- [WHAT THE TASK REQUIRES]: Nothing outside the lines from the one containing "Parse this screenshot: output" down to the one containing "What's the underlying" belongs in the copy; print that span exactly, both ends included, with pictures removed.

((

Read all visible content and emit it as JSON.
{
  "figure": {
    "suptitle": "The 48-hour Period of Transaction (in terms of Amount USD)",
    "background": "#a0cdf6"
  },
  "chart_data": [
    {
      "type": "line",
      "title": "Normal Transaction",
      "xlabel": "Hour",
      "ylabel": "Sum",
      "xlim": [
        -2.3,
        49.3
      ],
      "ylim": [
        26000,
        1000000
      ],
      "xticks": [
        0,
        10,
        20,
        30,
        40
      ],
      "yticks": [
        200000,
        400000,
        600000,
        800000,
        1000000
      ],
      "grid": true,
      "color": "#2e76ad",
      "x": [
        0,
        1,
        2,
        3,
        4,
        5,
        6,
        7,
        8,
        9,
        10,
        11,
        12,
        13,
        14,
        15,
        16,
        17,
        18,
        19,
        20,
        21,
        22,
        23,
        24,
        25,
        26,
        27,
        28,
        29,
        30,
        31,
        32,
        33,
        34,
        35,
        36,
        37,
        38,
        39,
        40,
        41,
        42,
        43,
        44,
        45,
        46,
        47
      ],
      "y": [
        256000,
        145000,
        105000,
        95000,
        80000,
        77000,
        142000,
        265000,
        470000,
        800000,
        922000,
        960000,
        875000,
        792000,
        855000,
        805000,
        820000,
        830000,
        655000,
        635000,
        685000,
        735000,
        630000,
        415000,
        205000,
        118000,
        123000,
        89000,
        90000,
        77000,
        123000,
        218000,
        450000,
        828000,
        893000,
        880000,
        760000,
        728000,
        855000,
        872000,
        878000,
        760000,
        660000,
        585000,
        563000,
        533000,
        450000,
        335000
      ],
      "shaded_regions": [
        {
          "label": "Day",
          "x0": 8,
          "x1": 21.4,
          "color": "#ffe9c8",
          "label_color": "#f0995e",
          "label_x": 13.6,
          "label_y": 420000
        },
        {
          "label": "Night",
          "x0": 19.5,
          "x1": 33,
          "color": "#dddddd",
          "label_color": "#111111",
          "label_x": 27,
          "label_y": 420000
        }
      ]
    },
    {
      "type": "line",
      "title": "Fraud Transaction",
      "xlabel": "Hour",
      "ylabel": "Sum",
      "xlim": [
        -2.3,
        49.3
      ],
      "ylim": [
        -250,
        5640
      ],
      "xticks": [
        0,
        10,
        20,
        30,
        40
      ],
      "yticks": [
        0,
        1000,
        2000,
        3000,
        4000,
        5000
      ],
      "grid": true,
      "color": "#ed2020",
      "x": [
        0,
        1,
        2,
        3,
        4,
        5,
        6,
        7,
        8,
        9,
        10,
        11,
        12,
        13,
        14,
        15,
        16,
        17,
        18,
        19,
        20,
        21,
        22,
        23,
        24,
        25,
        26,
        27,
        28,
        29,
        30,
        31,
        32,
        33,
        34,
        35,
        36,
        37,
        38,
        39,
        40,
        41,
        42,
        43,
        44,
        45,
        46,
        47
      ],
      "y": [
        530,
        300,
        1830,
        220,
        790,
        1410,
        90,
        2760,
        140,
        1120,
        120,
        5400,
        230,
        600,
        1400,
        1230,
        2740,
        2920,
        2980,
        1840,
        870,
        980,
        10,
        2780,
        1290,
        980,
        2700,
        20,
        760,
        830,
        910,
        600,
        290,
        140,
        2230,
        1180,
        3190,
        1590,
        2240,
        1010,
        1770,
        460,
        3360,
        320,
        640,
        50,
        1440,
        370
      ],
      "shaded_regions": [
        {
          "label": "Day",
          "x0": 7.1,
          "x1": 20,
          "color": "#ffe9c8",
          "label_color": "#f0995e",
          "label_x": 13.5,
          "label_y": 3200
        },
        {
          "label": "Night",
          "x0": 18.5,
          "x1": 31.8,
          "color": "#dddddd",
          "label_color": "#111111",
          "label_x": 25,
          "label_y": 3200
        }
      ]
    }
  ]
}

))
((

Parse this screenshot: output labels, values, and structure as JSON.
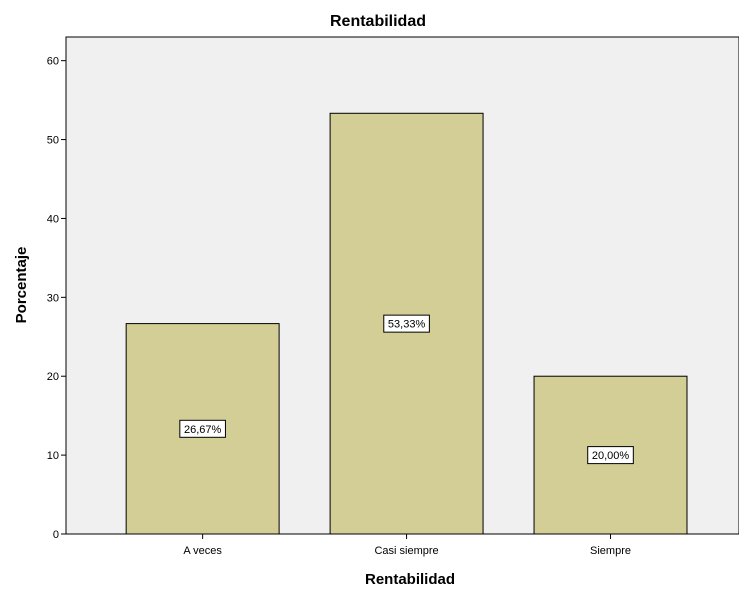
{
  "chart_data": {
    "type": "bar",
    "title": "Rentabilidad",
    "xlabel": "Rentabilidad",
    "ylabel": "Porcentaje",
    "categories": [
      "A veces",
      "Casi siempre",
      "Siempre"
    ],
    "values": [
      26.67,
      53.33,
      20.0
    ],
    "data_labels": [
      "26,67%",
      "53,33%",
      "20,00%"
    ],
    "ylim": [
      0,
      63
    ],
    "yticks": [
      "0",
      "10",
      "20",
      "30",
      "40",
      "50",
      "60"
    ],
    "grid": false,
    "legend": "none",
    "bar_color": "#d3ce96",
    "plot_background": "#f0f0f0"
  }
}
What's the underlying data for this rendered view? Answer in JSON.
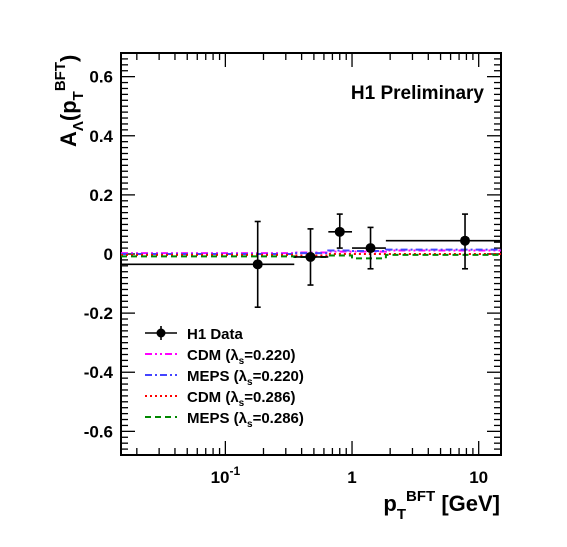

))

- [SOLUTION]:
Parse this screenshot: output labels, values, and structure as JSON.
{
  "chart_data": {
    "type": "bar",
    "title": "Rentabilidad",
    "xlabel": "Rentabilidad",
    "ylabel": "Porcentaje",
    "categories": [
      "A veces",
      "Casi siempre",
      "Siempre"
    ],
    "values": [
      26.67,
      53.33,
      20.0
    ],
    "data_labels": [
      "26,67%",
      "53,33%",
      "20,00%"
    ],
    "ylim": [
      0,
      63
    ],
    "yticks": [
      "0",
      "10",
      "20",
      "30",
      "40",
      "50",
      "60"
    ],
    "grid": false,
    "legend": "none",
    "bar_color": "#d3ce96",
    "plot_background": "#f0f0f0"
  }
}
What's the underlying data for this rendered view? Answer in JSON.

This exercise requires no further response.